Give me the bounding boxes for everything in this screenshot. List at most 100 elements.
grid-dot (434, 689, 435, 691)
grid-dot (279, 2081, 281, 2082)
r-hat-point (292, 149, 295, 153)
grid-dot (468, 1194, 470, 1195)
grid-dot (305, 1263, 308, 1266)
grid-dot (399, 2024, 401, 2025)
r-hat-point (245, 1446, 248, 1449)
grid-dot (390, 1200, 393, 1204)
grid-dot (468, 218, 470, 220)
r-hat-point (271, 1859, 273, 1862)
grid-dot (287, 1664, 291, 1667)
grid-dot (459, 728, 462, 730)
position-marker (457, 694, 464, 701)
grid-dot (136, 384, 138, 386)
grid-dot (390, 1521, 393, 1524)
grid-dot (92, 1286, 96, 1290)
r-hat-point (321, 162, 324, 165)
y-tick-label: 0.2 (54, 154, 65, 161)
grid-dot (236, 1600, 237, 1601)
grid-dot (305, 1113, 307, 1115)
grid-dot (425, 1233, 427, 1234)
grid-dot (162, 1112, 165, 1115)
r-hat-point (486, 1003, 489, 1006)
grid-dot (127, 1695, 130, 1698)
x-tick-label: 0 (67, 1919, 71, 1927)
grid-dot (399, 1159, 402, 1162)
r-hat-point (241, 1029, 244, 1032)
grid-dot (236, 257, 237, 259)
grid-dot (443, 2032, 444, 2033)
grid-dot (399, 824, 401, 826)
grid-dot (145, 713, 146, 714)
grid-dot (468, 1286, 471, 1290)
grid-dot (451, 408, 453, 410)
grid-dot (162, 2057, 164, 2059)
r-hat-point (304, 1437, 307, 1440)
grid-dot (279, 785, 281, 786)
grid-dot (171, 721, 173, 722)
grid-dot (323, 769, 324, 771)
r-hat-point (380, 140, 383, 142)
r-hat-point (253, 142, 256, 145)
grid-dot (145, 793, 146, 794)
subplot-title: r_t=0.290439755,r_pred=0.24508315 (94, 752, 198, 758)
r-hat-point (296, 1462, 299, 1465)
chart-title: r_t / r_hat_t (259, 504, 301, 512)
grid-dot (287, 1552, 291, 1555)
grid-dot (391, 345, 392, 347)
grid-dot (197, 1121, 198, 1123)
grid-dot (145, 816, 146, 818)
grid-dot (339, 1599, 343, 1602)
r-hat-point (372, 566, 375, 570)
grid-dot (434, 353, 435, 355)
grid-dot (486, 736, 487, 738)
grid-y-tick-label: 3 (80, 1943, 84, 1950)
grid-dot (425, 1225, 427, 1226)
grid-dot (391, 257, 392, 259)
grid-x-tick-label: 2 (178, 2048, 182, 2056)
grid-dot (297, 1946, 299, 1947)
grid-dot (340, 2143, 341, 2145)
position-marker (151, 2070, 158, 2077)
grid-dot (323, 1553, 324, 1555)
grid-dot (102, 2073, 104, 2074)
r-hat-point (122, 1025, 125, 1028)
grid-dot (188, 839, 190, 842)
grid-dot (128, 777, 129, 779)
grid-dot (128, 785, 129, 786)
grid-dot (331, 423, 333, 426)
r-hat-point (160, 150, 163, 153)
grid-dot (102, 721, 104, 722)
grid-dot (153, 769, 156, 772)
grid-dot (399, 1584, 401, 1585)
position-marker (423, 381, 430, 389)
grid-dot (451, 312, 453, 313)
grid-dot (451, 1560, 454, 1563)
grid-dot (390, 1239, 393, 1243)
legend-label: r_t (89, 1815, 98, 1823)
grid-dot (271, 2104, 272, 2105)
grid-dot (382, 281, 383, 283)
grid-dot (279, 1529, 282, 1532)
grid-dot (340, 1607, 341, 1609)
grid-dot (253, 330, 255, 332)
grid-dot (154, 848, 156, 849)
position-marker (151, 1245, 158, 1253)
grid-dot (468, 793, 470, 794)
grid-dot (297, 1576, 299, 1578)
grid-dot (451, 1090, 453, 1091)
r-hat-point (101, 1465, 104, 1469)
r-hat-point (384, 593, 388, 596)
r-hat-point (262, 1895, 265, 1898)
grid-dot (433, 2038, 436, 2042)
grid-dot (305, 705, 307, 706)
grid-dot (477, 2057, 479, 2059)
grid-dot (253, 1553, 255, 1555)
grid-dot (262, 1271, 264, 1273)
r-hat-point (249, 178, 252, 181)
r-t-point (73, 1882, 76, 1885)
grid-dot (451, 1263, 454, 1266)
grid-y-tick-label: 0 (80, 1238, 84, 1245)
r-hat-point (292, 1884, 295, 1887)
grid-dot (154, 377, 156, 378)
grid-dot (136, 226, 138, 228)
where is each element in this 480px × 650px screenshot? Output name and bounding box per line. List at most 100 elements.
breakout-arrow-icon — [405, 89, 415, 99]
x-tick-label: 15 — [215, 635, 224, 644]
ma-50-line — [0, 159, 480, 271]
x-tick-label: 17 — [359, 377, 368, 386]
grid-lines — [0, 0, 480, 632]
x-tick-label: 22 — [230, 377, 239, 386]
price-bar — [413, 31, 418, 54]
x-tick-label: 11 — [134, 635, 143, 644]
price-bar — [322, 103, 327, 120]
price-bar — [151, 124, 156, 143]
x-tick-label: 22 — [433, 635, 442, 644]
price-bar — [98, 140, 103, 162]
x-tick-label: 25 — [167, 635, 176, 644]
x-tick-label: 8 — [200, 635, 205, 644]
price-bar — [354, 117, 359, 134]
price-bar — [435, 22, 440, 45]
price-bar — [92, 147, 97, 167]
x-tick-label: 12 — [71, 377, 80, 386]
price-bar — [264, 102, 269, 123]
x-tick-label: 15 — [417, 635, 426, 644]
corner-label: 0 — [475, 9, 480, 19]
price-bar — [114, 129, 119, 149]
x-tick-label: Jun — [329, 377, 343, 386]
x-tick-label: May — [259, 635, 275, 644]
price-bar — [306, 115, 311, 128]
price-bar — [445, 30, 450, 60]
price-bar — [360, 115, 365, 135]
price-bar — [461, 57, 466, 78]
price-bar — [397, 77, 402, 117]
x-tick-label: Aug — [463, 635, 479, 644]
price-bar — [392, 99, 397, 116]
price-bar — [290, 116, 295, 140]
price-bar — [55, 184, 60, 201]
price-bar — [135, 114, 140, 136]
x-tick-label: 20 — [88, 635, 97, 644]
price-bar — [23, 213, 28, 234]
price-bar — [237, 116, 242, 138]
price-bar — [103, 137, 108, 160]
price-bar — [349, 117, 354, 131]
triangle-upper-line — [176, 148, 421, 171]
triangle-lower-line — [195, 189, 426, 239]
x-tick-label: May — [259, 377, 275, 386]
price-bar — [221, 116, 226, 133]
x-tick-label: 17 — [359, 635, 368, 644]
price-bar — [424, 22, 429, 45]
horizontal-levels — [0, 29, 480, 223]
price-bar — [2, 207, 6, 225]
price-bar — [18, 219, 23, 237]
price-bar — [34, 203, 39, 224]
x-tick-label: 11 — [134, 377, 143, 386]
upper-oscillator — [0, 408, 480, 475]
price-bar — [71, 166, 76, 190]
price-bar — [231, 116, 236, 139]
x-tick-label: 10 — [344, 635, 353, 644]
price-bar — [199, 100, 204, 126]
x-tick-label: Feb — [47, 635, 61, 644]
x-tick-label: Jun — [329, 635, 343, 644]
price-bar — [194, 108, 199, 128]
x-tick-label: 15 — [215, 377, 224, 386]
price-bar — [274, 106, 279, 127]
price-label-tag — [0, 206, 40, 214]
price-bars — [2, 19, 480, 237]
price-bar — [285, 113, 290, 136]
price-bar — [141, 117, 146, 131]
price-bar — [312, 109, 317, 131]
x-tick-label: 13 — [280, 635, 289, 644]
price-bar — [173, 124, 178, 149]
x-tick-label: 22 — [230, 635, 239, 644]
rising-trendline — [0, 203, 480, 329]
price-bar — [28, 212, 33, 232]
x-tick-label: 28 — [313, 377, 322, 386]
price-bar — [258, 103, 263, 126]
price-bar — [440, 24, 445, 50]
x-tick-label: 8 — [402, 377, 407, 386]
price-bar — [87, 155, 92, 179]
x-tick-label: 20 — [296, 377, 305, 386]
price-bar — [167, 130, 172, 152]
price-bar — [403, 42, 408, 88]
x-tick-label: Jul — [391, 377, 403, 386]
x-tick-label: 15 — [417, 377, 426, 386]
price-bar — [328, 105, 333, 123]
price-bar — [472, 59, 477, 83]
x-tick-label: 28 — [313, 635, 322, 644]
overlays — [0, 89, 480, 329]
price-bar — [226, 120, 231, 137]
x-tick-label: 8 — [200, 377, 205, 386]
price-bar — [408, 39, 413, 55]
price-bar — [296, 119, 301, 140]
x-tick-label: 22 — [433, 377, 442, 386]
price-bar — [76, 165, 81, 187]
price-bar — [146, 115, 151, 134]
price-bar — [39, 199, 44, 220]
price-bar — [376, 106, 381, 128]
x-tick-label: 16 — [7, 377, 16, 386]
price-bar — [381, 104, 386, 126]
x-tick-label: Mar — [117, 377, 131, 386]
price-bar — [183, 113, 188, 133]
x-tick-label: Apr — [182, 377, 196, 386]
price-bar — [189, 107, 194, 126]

* _WHAT THE EXERCISE ASKS_
Copy out the material from its first line through the line that contains "r-hat-point (304, 1437, 307, 1440)", reproducing every character unchanged.

* _FULL ANSWER_
Give me the bounding boxes for everything in this screenshot. List at most 100 elements.
grid-dot (434, 689, 435, 691)
grid-dot (279, 2081, 281, 2082)
r-hat-point (292, 149, 295, 153)
grid-dot (468, 1194, 470, 1195)
grid-dot (305, 1263, 308, 1266)
grid-dot (399, 2024, 401, 2025)
r-hat-point (245, 1446, 248, 1449)
grid-dot (390, 1200, 393, 1204)
grid-dot (468, 218, 470, 220)
r-hat-point (271, 1859, 273, 1862)
grid-dot (287, 1664, 291, 1667)
grid-dot (459, 728, 462, 730)
position-marker (457, 694, 464, 701)
grid-dot (136, 384, 138, 386)
grid-dot (390, 1521, 393, 1524)
grid-dot (92, 1286, 96, 1290)
r-hat-point (321, 162, 324, 165)
y-tick-label: 0.2 (54, 154, 65, 161)
grid-dot (236, 1600, 237, 1601)
grid-dot (305, 1113, 307, 1115)
grid-dot (425, 1233, 427, 1234)
grid-dot (162, 1112, 165, 1115)
r-hat-point (486, 1003, 489, 1006)
grid-dot (127, 1695, 130, 1698)
x-tick-label: 0 (67, 1919, 71, 1927)
grid-dot (399, 1159, 402, 1162)
r-hat-point (241, 1029, 244, 1032)
grid-dot (236, 257, 237, 259)
grid-dot (443, 2032, 444, 2033)
grid-dot (399, 824, 401, 826)
grid-dot (145, 713, 146, 714)
grid-dot (468, 1286, 471, 1290)
grid-dot (451, 408, 453, 410)
grid-dot (162, 2057, 164, 2059)
r-hat-point (304, 1437, 307, 1440)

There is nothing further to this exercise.